■ What you need to do ■
Nothing in the records may be left out or altered; reproduce them all exactly.

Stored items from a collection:

## START

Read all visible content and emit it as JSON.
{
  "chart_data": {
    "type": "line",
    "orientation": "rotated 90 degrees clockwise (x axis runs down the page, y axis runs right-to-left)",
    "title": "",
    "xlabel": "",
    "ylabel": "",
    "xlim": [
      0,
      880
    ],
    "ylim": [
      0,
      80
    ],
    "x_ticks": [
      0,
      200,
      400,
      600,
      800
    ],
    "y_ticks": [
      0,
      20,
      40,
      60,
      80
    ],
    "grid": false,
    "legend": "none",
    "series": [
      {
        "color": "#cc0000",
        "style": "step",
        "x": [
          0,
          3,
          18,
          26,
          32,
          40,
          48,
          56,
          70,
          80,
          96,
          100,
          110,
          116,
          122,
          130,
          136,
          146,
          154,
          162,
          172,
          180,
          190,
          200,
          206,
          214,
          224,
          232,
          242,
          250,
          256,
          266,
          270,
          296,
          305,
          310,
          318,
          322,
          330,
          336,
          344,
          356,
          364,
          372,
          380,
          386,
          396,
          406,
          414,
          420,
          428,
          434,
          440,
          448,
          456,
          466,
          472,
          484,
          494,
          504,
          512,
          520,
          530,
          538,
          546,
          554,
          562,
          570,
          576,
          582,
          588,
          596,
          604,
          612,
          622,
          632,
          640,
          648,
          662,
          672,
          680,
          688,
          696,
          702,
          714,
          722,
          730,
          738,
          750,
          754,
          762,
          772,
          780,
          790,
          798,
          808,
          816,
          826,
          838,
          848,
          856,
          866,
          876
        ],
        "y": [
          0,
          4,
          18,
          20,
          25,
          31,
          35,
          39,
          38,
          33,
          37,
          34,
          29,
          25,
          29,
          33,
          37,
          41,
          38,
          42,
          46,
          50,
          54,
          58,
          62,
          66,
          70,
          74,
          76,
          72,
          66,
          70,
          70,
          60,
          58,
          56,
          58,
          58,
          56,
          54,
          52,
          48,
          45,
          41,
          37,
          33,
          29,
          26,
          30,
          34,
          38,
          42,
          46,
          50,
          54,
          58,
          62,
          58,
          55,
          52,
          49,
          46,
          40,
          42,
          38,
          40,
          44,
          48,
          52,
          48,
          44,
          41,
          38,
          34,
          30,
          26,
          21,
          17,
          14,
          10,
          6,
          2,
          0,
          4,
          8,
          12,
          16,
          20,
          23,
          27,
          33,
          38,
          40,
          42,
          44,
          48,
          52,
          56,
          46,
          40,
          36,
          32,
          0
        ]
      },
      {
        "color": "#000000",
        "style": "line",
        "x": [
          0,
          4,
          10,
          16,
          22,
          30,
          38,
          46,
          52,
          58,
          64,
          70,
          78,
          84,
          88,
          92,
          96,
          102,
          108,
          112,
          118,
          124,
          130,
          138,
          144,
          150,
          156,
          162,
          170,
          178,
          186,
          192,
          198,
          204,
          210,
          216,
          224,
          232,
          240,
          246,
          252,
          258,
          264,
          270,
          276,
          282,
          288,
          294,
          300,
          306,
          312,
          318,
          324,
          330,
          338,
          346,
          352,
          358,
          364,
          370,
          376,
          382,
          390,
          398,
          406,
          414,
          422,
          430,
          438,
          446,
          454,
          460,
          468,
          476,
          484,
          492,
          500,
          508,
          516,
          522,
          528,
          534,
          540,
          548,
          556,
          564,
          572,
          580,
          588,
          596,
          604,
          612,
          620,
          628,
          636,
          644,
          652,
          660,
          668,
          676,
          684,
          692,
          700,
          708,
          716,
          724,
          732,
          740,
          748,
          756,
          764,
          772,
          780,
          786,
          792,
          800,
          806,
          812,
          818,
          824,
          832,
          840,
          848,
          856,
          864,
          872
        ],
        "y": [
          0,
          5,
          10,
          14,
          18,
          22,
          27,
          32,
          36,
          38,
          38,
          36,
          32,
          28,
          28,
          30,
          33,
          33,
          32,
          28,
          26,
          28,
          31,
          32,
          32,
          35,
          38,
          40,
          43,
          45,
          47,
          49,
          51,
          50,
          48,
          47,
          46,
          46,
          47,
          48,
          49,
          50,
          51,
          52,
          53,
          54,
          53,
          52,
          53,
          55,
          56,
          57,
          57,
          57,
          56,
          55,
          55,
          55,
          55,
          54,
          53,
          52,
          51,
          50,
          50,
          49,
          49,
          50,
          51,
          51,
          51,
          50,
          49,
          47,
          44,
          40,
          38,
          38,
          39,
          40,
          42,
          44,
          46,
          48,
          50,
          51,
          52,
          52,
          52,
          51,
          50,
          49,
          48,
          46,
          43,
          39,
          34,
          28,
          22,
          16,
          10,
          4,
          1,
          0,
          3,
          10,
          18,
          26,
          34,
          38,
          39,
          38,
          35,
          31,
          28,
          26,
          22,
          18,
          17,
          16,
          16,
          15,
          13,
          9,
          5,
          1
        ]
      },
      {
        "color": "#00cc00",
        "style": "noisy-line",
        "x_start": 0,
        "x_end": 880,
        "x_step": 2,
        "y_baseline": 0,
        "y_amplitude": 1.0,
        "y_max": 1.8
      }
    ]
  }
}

## END

■ Result ■
Read all visible content and emit it as JSON.
{
  "chart_data": {
    "type": "line",
    "orientation": "rotated 90 degrees clockwise (x axis runs down the page, y axis runs right-to-left)",
    "title": "",
    "xlabel": "",
    "ylabel": "",
    "xlim": [
      0,
      880
    ],
    "ylim": [
      0,
      80
    ],
    "x_ticks": [
      0,
      200,
      400,
      600,
      800
    ],
    "y_ticks": [
      0,
      20,
      40,
      60,
      80
    ],
    "grid": false,
    "legend": "none",
    "series": [
      {
        "color": "#cc0000",
        "style": "step",
        "x": [
          0,
          3,
          18,
          26,
          32,
          40,
          48,
          56,
          70,
          80,
          96,
          100,
          110,
          116,
          122,
          130,
          136,
          146,
          154,
          162,
          172,
          180,
          190,
          200,
          206,
          214,
          224,
          232,
          242,
          250,
          256,
          266,
          270,
          296,
          305,
          310,
          318,
          322,
          330,
          336,
          344,
          356,
          364,
          372,
          380,
          386,
          396,
          406,
          414,
          420,
          428,
          434,
          440,
          448,
          456,
          466,
          472,
          484,
          494,
          504,
          512,
          520,
          530,
          538,
          546,
          554,
          562,
          570,
          576,
          582,
          588,
          596,
          604,
          612,
          622,
          632,
          640,
          648,
          662,
          672,
          680,
          688,
          696,
          702,
          714,
          722,
          730,
          738,
          750,
          754,
          762,
          772,
          780,
          790,
          798,
          808,
          816,
          826,
          838,
          848,
          856,
          866,
          876
        ],
        "y": [
          0,
          4,
          18,
          20,
          25,
          31,
          35,
          39,
          38,
          33,
          37,
          34,
          29,
          25,
          29,
          33,
          37,
          41,
          38,
          42,
          46,
          50,
          54,
          58,
          62,
          66,
          70,
          74,
          76,
          72,
          66,
          70,
          70,
          60,
          58,
          56,
          58,
          58,
          56,
          54,
          52,
          48,
          45,
          41,
          37,
          33,
          29,
          26,
          30,
          34,
          38,
          42,
          46,
          50,
          54,
          58,
          62,
          58,
          55,
          52,
          49,
          46,
          40,
          42,
          38,
          40,
          44,
          48,
          52,
          48,
          44,
          41,
          38,
          34,
          30,
          26,
          21,
          17,
          14,
          10,
          6,
          2,
          0,
          4,
          8,
          12,
          16,
          20,
          23,
          27,
          33,
          38,
          40,
          42,
          44,
          48,
          52,
          56,
          46,
          40,
          36,
          32,
          0
        ]
      },
      {
        "color": "#000000",
        "style": "line",
        "x": [
          0,
          4,
          10,
          16,
          22,
          30,
          38,
          46,
          52,
          58,
          64,
          70,
          78,
          84,
          88,
          92,
          96,
          102,
          108,
          112,
          118,
          124,
          130,
          138,
          144,
          150,
          156,
          162,
          170,
          178,
          186,
          192,
          198,
          204,
          210,
          216,
          224,
          232,
          240,
          246,
          252,
          258,
          264,
          270,
          276,
          282,
          288,
          294,
          300,
          306,
          312,
          318,
          324,
          330,
          338,
          346,
          352,
          358,
          364,
          370,
          376,
          382,
          390,
          398,
          406,
          414,
          422,
          430,
          438,
          446,
          454,
          460,
          468,
          476,
          484,
          492,
          500,
          508,
          516,
          522,
          528,
          534,
          540,
          548,
          556,
          564,
          572,
          580,
          588,
          596,
          604,
          612,
          620,
          628,
          636,
          644,
          652,
          660,
          668,
          676,
          684,
          692,
          700,
          708,
          716,
          724,
          732,
          740,
          748,
          756,
          764,
          772,
          780,
          786,
          792,
          800,
          806,
          812,
          818,
          824,
          832,
          840,
          848,
          856,
          864,
          872
        ],
        "y": [
          0,
          5,
          10,
          14,
          18,
          22,
          27,
          32,
          36,
          38,
          38,
          36,
          32,
          28,
          28,
          30,
          33,
          33,
          32,
          28,
          26,
          28,
          31,
          32,
          32,
          35,
          38,
          40,
          43,
          45,
          47,
          49,
          51,
          50,
          48,
          47,
          46,
          46,
          47,
          48,
          49,
          50,
          51,
          52,
          53,
          54,
          53,
          52,
          53,
          55,
          56,
          57,
          57,
          57,
          56,
          55,
          55,
          55,
          55,
          54,
          53,
          52,
          51,
          50,
          50,
          49,
          49,
          50,
          51,
          51,
          51,
          50,
          49,
          47,
          44,
          40,
          38,
          38,
          39,
          40,
          42,
          44,
          46,
          48,
          50,
          51,
          52,
          52,
          52,
          51,
          50,
          49,
          48,
          46,
          43,
          39,
          34,
          28,
          22,
          16,
          10,
          4,
          1,
          0,
          3,
          10,
          18,
          26,
          34,
          38,
          39,
          38,
          35,
          31,
          28,
          26,
          22,
          18,
          17,
          16,
          16,
          15,
          13,
          9,
          5,
          1
        ]
      },
      {
        "color": "#00cc00",
        "style": "noisy-line",
        "x_start": 0,
        "x_end": 880,
        "x_step": 2,
        "y_baseline": 0,
        "y_amplitude": 1.0,
        "y_max": 1.8
      }
    ]
  }
}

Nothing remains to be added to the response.